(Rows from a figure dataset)

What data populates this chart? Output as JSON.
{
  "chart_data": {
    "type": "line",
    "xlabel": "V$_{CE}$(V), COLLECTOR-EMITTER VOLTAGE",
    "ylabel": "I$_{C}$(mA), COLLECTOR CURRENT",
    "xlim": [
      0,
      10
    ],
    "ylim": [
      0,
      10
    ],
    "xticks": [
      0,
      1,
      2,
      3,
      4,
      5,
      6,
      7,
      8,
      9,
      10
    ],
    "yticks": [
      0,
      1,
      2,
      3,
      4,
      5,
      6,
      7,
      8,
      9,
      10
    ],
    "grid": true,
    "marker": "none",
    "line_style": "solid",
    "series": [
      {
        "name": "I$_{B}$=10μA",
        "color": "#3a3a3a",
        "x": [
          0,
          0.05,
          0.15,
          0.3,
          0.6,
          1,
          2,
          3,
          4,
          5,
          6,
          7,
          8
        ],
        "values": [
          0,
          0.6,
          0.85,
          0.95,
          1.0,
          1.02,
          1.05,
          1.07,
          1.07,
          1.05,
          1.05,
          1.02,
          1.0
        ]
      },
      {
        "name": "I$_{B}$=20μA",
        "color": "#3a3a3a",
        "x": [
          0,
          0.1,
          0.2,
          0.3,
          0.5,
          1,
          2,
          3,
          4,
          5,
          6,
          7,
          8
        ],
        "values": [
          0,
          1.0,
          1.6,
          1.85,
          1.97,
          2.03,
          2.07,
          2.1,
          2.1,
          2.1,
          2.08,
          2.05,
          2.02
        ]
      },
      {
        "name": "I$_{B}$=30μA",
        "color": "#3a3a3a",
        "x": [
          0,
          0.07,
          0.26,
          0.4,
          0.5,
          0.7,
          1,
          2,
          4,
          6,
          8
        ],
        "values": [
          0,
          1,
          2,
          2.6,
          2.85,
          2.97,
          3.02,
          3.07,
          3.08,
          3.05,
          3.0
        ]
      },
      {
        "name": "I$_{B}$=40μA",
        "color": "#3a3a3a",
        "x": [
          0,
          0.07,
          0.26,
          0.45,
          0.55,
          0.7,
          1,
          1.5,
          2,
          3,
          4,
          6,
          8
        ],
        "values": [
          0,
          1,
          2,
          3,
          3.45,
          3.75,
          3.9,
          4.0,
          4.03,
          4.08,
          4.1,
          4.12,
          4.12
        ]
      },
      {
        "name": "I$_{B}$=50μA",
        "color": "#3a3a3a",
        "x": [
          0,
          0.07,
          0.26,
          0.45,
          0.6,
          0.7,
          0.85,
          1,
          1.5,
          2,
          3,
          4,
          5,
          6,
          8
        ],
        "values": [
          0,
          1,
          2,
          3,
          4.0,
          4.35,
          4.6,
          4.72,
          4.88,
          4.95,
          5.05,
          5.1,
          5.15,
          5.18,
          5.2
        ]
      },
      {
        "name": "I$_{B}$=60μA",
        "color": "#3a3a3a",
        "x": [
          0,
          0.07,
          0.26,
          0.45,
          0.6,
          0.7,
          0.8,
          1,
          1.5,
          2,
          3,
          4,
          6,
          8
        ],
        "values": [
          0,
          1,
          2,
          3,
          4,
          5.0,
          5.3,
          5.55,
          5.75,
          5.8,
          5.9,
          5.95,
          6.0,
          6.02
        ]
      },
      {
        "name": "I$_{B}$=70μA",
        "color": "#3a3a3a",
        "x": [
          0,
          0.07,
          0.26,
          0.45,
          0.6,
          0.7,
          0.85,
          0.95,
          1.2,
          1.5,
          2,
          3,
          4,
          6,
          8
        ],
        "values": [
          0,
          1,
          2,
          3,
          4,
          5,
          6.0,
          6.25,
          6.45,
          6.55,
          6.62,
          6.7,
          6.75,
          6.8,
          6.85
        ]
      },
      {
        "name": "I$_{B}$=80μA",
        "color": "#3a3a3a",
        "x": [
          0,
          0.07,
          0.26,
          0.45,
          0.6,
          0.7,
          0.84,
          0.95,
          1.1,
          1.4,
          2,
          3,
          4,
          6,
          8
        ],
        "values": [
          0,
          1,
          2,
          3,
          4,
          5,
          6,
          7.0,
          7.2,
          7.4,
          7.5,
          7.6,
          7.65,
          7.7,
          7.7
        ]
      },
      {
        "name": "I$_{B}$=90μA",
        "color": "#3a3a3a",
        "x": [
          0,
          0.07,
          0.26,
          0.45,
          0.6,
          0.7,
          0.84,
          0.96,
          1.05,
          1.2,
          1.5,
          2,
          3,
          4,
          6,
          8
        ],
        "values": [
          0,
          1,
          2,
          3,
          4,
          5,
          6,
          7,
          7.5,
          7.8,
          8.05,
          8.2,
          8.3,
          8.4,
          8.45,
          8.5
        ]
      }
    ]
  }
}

EXERCISE AIM: Your task is to gather every line with the word "COLLECTOR" and copy it.

ANSWER FOR THE TASK:
    "xlabel": "V$_{CE}$(V), COLLECTOR-EMITTER VOLTAGE",
    "ylabel": "I$_{C}$(mA), COLLECTOR CURRENT",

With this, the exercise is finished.